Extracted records
******

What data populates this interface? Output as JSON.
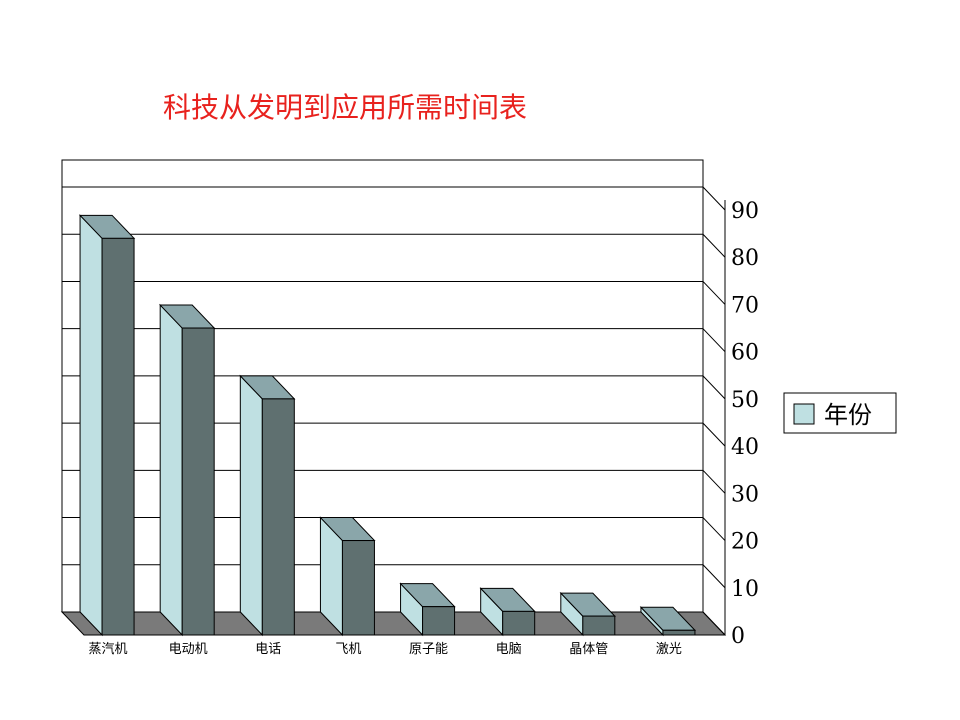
{
  "chart_data": {
    "type": "bar",
    "title": "科技从发明到应用所需时间表",
    "categories": [
      "蒸汽机",
      "电动机",
      "电话",
      "飞机",
      "原子能",
      "电脑",
      "晶体管",
      "激光"
    ],
    "series": [
      {
        "name": "年份",
        "values": [
          84,
          65,
          50,
          20,
          6,
          5,
          4,
          1
        ]
      }
    ],
    "ylim": [
      0,
      90
    ],
    "yticks": [
      "0",
      "10",
      "20",
      "30",
      "40",
      "50",
      "60",
      "70",
      "80",
      "90"
    ],
    "grid": true,
    "legend": "right",
    "colors": {
      "bar_front": "#5f7070",
      "bar_side": "#bfe0e2",
      "bar_top": "#8aa6aa",
      "floor": "#7a7a7a",
      "title": "#e8221e"
    }
  }
}
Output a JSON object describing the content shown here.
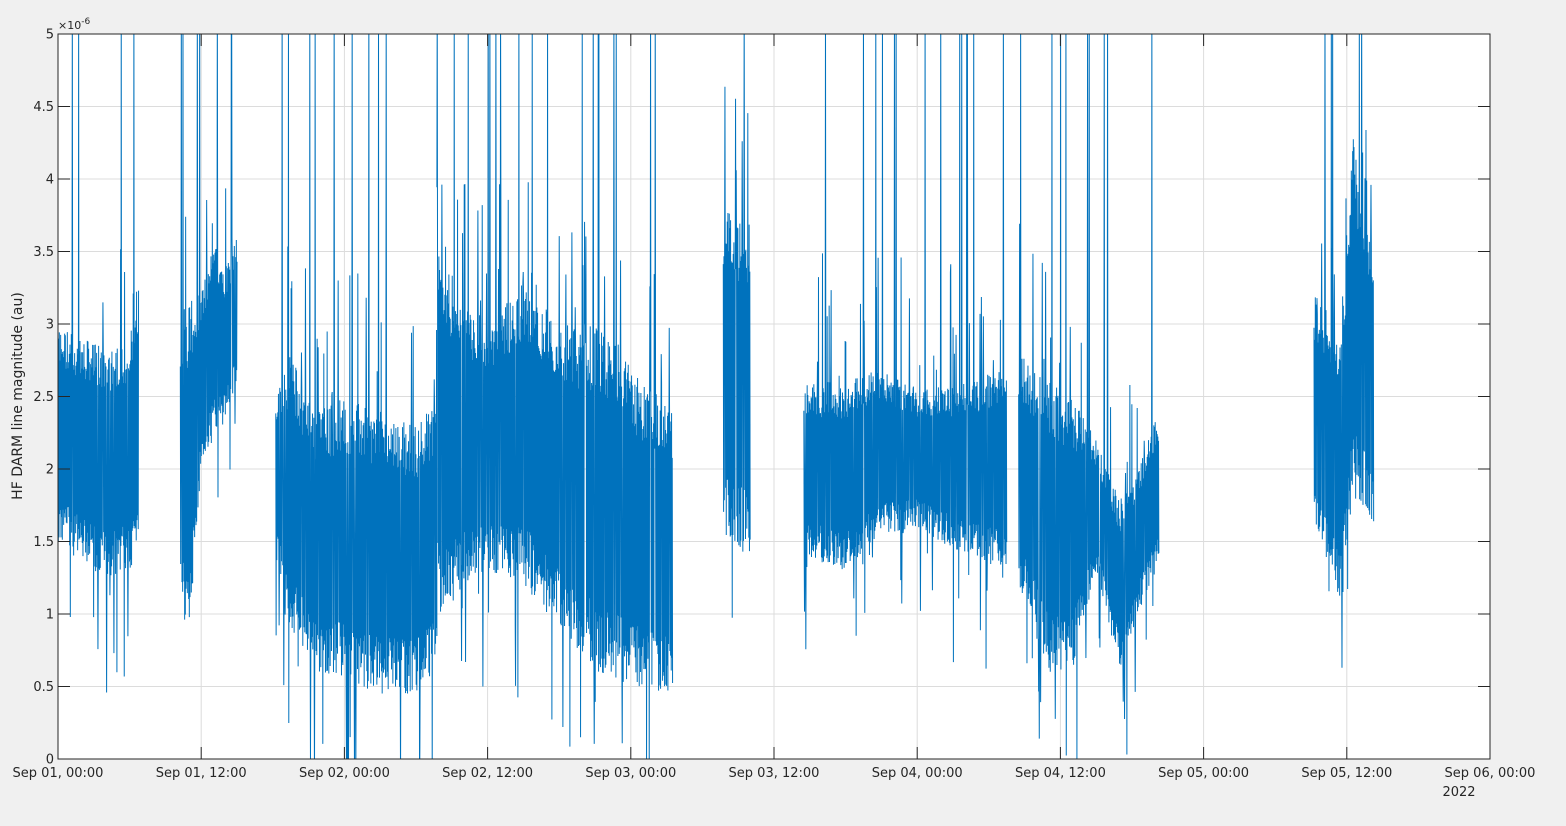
{
  "chart_data": {
    "type": "line",
    "title": "",
    "xlabel": "",
    "ylabel": "HF DARM line magnitude (au)",
    "y_exponent_label": "×10",
    "y_exponent_power": "-6",
    "x_secondary_label": "2022",
    "xlim": [
      "2022-09-01T00:00",
      "2022-09-06T00:00"
    ],
    "ylim": [
      0,
      5
    ],
    "y_scale_factor": "1e-6",
    "grid": true,
    "legend": "none",
    "colors": {
      "line": "#0072BD",
      "grid": "#dcdcdc",
      "axes": "#262626",
      "background": "#ffffff",
      "figure": "#f0f0f0"
    },
    "x_ticks": [
      {
        "value": "2022-09-01T00:00",
        "label": "Sep 01, 00:00"
      },
      {
        "value": "2022-09-01T12:00",
        "label": "Sep 01, 12:00"
      },
      {
        "value": "2022-09-02T00:00",
        "label": "Sep 02, 00:00"
      },
      {
        "value": "2022-09-02T12:00",
        "label": "Sep 02, 12:00"
      },
      {
        "value": "2022-09-03T00:00",
        "label": "Sep 03, 00:00"
      },
      {
        "value": "2022-09-03T12:00",
        "label": "Sep 03, 12:00"
      },
      {
        "value": "2022-09-04T00:00",
        "label": "Sep 04, 00:00"
      },
      {
        "value": "2022-09-04T12:00",
        "label": "Sep 04, 12:00"
      },
      {
        "value": "2022-09-05T00:00",
        "label": "Sep 05, 00:00"
      },
      {
        "value": "2022-09-05T12:00",
        "label": "Sep 05, 12:00"
      },
      {
        "value": "2022-09-06T00:00",
        "label": "Sep 06, 00:00"
      }
    ],
    "y_ticks": [
      {
        "value": 0,
        "label": "0"
      },
      {
        "value": 0.5,
        "label": "0.5"
      },
      {
        "value": 1,
        "label": "1"
      },
      {
        "value": 1.5,
        "label": "1.5"
      },
      {
        "value": 2,
        "label": "2"
      },
      {
        "value": 2.5,
        "label": "2.5"
      },
      {
        "value": 3,
        "label": "3"
      },
      {
        "value": 3.5,
        "label": "3.5"
      },
      {
        "value": 4,
        "label": "4"
      },
      {
        "value": 4.5,
        "label": "4.5"
      },
      {
        "value": 5,
        "label": "5"
      }
    ],
    "series": [
      {
        "color": "#0072BD",
        "envelope_note_units": "x in ISO datetime; y in units of 1e-6",
        "segments": [
          {
            "start": "2022-09-01T00:00",
            "end": "2022-09-01T06:45",
            "envelope": [
              [
                "2022-09-01T00:00",
                1.5,
                3.0
              ],
              [
                "2022-09-01T02:00",
                1.35,
                2.9
              ],
              [
                "2022-09-01T04:00",
                1.25,
                2.85
              ],
              [
                "2022-09-01T06:00",
                1.3,
                2.9
              ],
              [
                "2022-09-01T06:40",
                1.4,
                3.3
              ]
            ]
          },
          {
            "start": "2022-09-01T10:15",
            "end": "2022-09-01T15:00",
            "envelope": [
              [
                "2022-09-01T10:15",
                1.0,
                2.8
              ],
              [
                "2022-09-01T11:00",
                0.9,
                3.2
              ],
              [
                "2022-09-01T12:00",
                2.0,
                3.2
              ],
              [
                "2022-09-01T13:00",
                2.2,
                3.6
              ],
              [
                "2022-09-01T14:00",
                2.3,
                3.4
              ],
              [
                "2022-09-01T15:00",
                2.6,
                3.6
              ]
            ]
          },
          {
            "start": "2022-09-01T18:15",
            "end": "2022-09-02T07:45",
            "envelope": [
              [
                "2022-09-01T18:15",
                1.4,
                2.5
              ],
              [
                "2022-09-01T19:30",
                0.9,
                2.8
              ],
              [
                "2022-09-01T21:30",
                0.6,
                2.4
              ],
              [
                "2022-09-02T00:00",
                0.55,
                2.5
              ],
              [
                "2022-09-02T03:00",
                0.45,
                2.4
              ],
              [
                "2022-09-02T06:00",
                0.45,
                2.3
              ],
              [
                "2022-09-02T07:45",
                0.6,
                2.5
              ]
            ]
          },
          {
            "start": "2022-09-02T07:45",
            "end": "2022-09-03T03:30",
            "envelope": [
              [
                "2022-09-02T08:00",
                1.0,
                3.5
              ],
              [
                "2022-09-02T10:00",
                1.2,
                3.2
              ],
              [
                "2022-09-02T12:00",
                1.3,
                3.0
              ],
              [
                "2022-09-02T15:00",
                1.2,
                3.3
              ],
              [
                "2022-09-02T18:00",
                0.9,
                3.0
              ],
              [
                "2022-09-02T21:00",
                0.6,
                3.0
              ],
              [
                "2022-09-03T00:00",
                0.5,
                2.7
              ],
              [
                "2022-09-03T03:30",
                0.45,
                2.4
              ]
            ]
          },
          {
            "start": "2022-09-03T07:45",
            "end": "2022-09-03T10:00",
            "envelope": [
              [
                "2022-09-03T07:45",
                1.5,
                3.8
              ],
              [
                "2022-09-03T10:00",
                1.4,
                3.7
              ]
            ]
          },
          {
            "start": "2022-09-03T14:30",
            "end": "2022-09-04T07:30",
            "envelope": [
              [
                "2022-09-03T14:30",
                1.4,
                2.6
              ],
              [
                "2022-09-03T18:00",
                1.3,
                2.6
              ],
              [
                "2022-09-03T21:00",
                1.55,
                2.7
              ],
              [
                "2022-09-04T00:00",
                1.6,
                2.55
              ],
              [
                "2022-09-04T04:00",
                1.4,
                2.6
              ],
              [
                "2022-09-04T07:30",
                1.3,
                2.7
              ]
            ]
          },
          {
            "start": "2022-09-04T08:30",
            "end": "2022-09-04T20:15",
            "envelope": [
              [
                "2022-09-04T08:30",
                1.2,
                2.8
              ],
              [
                "2022-09-04T11:00",
                0.6,
                2.6
              ],
              [
                "2022-09-04T13:00",
                0.6,
                2.5
              ],
              [
                "2022-09-04T15:00",
                1.3,
                2.2
              ],
              [
                "2022-09-04T17:00",
                0.6,
                1.8
              ],
              [
                "2022-09-04T18:30",
                1.0,
                2.0
              ],
              [
                "2022-09-04T20:15",
                1.35,
                2.4
              ]
            ]
          },
          {
            "start": "2022-09-05T09:15",
            "end": "2022-09-05T14:15",
            "envelope": [
              [
                "2022-09-05T09:15",
                1.6,
                3.2
              ],
              [
                "2022-09-05T11:30",
                1.0,
                3.0
              ],
              [
                "2022-09-05T12:30",
                1.8,
                4.3
              ],
              [
                "2022-09-05T14:15",
                1.6,
                3.5
              ]
            ]
          }
        ]
      }
    ]
  }
}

******

→ Short task: Reproduce the material above in full, exactly, with no images.

→ Output for this exercise:
What data populates this interface? Output as JSON.
{
  "chart_data": {
    "type": "bar",
    "title": "科技从发明到应用所需时间表",
    "categories": [
      "蒸汽机",
      "电动机",
      "电话",
      "飞机",
      "原子能",
      "电脑",
      "晶体管",
      "激光"
    ],
    "series": [
      {
        "name": "年份",
        "values": [
          84,
          65,
          50,
          20,
          6,
          5,
          4,
          1
        ]
      }
    ],
    "ylim": [
      0,
      90
    ],
    "yticks": [
      "0",
      "10",
      "20",
      "30",
      "40",
      "50",
      "60",
      "70",
      "80",
      "90"
    ],
    "grid": true,
    "legend": "right",
    "colors": {
      "bar_front": "#5f7070",
      "bar_side": "#bfe0e2",
      "bar_top": "#8aa6aa",
      "floor": "#7a7a7a",
      "title": "#e8221e"
    }
  }
}
Output a JSON object describing the content shown here.
{
  "chart_data": {
    "type": "line",
    "title": "",
    "xlabel": "",
    "ylabel": "HF DARM line magnitude (au)",
    "y_exponent_label": "×10",
    "y_exponent_power": "-6",
    "x_secondary_label": "2022",
    "xlim": [
      "2022-09-01T00:00",
      "2022-09-06T00:00"
    ],
    "ylim": [
      0,
      5
    ],
    "y_scale_factor": "1e-6",
    "grid": true,
    "legend": "none",
    "colors": {
      "line": "#0072BD",
      "grid": "#dcdcdc",
      "axes": "#262626",
      "background": "#ffffff",
      "figure": "#f0f0f0"
    },
    "x_ticks": [
      {
        "value": "2022-09-01T00:00",
        "label": "Sep 01, 00:00"
      },
      {
        "value": "2022-09-01T12:00",
        "label": "Sep 01, 12:00"
      },
      {
        "value": "2022-09-02T00:00",
        "label": "Sep 02, 00:00"
      },
      {
        "value": "2022-09-02T12:00",
        "label": "Sep 02, 12:00"
      },
      {
        "value": "2022-09-03T00:00",
        "label": "Sep 03, 00:00"
      },
      {
        "value": "2022-09-03T12:00",
        "label": "Sep 03, 12:00"
      },
      {
        "value": "2022-09-04T00:00",
        "label": "Sep 04, 00:00"
      },
      {
        "value": "2022-09-04T12:00",
        "label": "Sep 04, 12:00"
      },
      {
        "value": "2022-09-05T00:00",
        "label": "Sep 05, 00:00"
      },
      {
        "value": "2022-09-05T12:00",
        "label": "Sep 05, 12:00"
      },
      {
        "value": "2022-09-06T00:00",
        "label": "Sep 06, 00:00"
      }
    ],
    "y_ticks": [
      {
        "value": 0,
        "label": "0"
      },
      {
        "value": 0.5,
        "label": "0.5"
      },
      {
        "value": 1,
        "label": "1"
      },
      {
        "value": 1.5,
        "label": "1.5"
      },
      {
        "value": 2,
        "label": "2"
      },
      {
        "value": 2.5,
        "label": "2.5"
      },
      {
        "value": 3,
        "label": "3"
      },
      {
        "value": 3.5,
        "label": "3.5"
      },
      {
        "value": 4,
        "label": "4"
      },
      {
        "value": 4.5,
        "label": "4.5"
      },
      {
        "value": 5,
        "label": "5"
      }
    ],
    "series": [
      {
        "color": "#0072BD",
        "envelope_note_units": "x in ISO datetime; y in units of 1e-6",
        "segments": [
          {
            "start": "2022-09-01T00:00",
            "end": "2022-09-01T06:45",
            "envelope": [
              [
                "2022-09-01T00:00",
                1.5,
                3.0
              ],
              [
                "2022-09-01T02:00",
                1.35,
                2.9
              ],
              [
                "2022-09-01T04:00",
                1.25,
                2.85
              ],
              [
                "2022-09-01T06:00",
                1.3,
                2.9
              ],
              [
                "2022-09-01T06:40",
                1.4,
                3.3
              ]
            ]
          },
          {
            "start": "2022-09-01T10:15",
            "end": "2022-09-01T15:00",
            "envelope": [
              [
                "2022-09-01T10:15",
                1.0,
                2.8
              ],
              [
                "2022-09-01T11:00",
                0.9,
                3.2
              ],
              [
                "2022-09-01T12:00",
                2.0,
                3.2
              ],
              [
                "2022-09-01T13:00",
                2.2,
                3.6
              ],
              [
                "2022-09-01T14:00",
                2.3,
                3.4
              ],
              [
                "2022-09-01T15:00",
                2.6,
                3.6
              ]
            ]
          },
          {
            "start": "2022-09-01T18:15",
            "end": "2022-09-02T07:45",
            "envelope": [
              [
                "2022-09-01T18:15",
                1.4,
                2.5
              ],
              [
                "2022-09-01T19:30",
                0.9,
                2.8
              ],
              [
                "2022-09-01T21:30",
                0.6,
                2.4
              ],
              [
                "2022-09-02T00:00",
                0.55,
                2.5
              ],
              [
                "2022-09-02T03:00",
                0.45,
                2.4
              ],
              [
                "2022-09-02T06:00",
                0.45,
                2.3
              ],
              [
                "2022-09-02T07:45",
                0.6,
                2.5
              ]
            ]
          },
          {
            "start": "2022-09-02T07:45",
            "end": "2022-09-03T03:30",
            "envelope": [
              [
                "2022-09-02T08:00",
                1.0,
                3.5
              ],
              [
                "2022-09-02T10:00",
                1.2,
                3.2
              ],
              [
                "2022-09-02T12:00",
                1.3,
                3.0
              ],
              [
                "2022-09-02T15:00",
                1.2,
                3.3
              ],
              [
                "2022-09-02T18:00",
                0.9,
                3.0
              ],
              [
                "2022-09-02T21:00",
                0.6,
                3.0
              ],
              [
                "2022-09-03T00:00",
                0.5,
                2.7
              ],
              [
                "2022-09-03T03:30",
                0.45,
                2.4
              ]
            ]
          },
          {
            "start": "2022-09-03T07:45",
            "end": "2022-09-03T10:00",
            "envelope": [
              [
                "2022-09-03T07:45",
                1.5,
                3.8
              ],
              [
                "2022-09-03T10:00",
                1.4,
                3.7
              ]
            ]
          },
          {
            "start": "2022-09-03T14:30",
            "end": "2022-09-04T07:30",
            "envelope": [
              [
                "2022-09-03T14:30",
                1.4,
                2.6
              ],
              [
                "2022-09-03T18:00",
                1.3,
                2.6
              ],
              [
                "2022-09-03T21:00",
                1.55,
                2.7
              ],
              [
                "2022-09-04T00:00",
                1.6,
                2.55
              ],
              [
                "2022-09-04T04:00",
                1.4,
                2.6
              ],
              [
                "2022-09-04T07:30",
                1.3,
                2.7
              ]
            ]
          },
          {
            "start": "2022-09-04T08:30",
            "end": "2022-09-04T20:15",
            "envelope": [
              [
                "2022-09-04T08:30",
                1.2,
                2.8
              ],
              [
                "2022-09-04T11:00",
                0.6,
                2.6
              ],
              [
                "2022-09-04T13:00",
                0.6,
                2.5
              ],
              [
                "2022-09-04T15:00",
                1.3,
                2.2
              ],
              [
                "2022-09-04T17:00",
                0.6,
                1.8
              ],
              [
                "2022-09-04T18:30",
                1.0,
                2.0
              ],
              [
                "2022-09-04T20:15",
                1.35,
                2.4
              ]
            ]
          },
          {
            "start": "2022-09-05T09:15",
            "end": "2022-09-05T14:15",
            "envelope": [
              [
                "2022-09-05T09:15",
                1.6,
                3.2
              ],
              [
                "2022-09-05T11:30",
                1.0,
                3.0
              ],
              [
                "2022-09-05T12:30",
                1.8,
                4.3
              ],
              [
                "2022-09-05T14:15",
                1.6,
                3.5
              ]
            ]
          }
        ]
      }
    ]
  }
}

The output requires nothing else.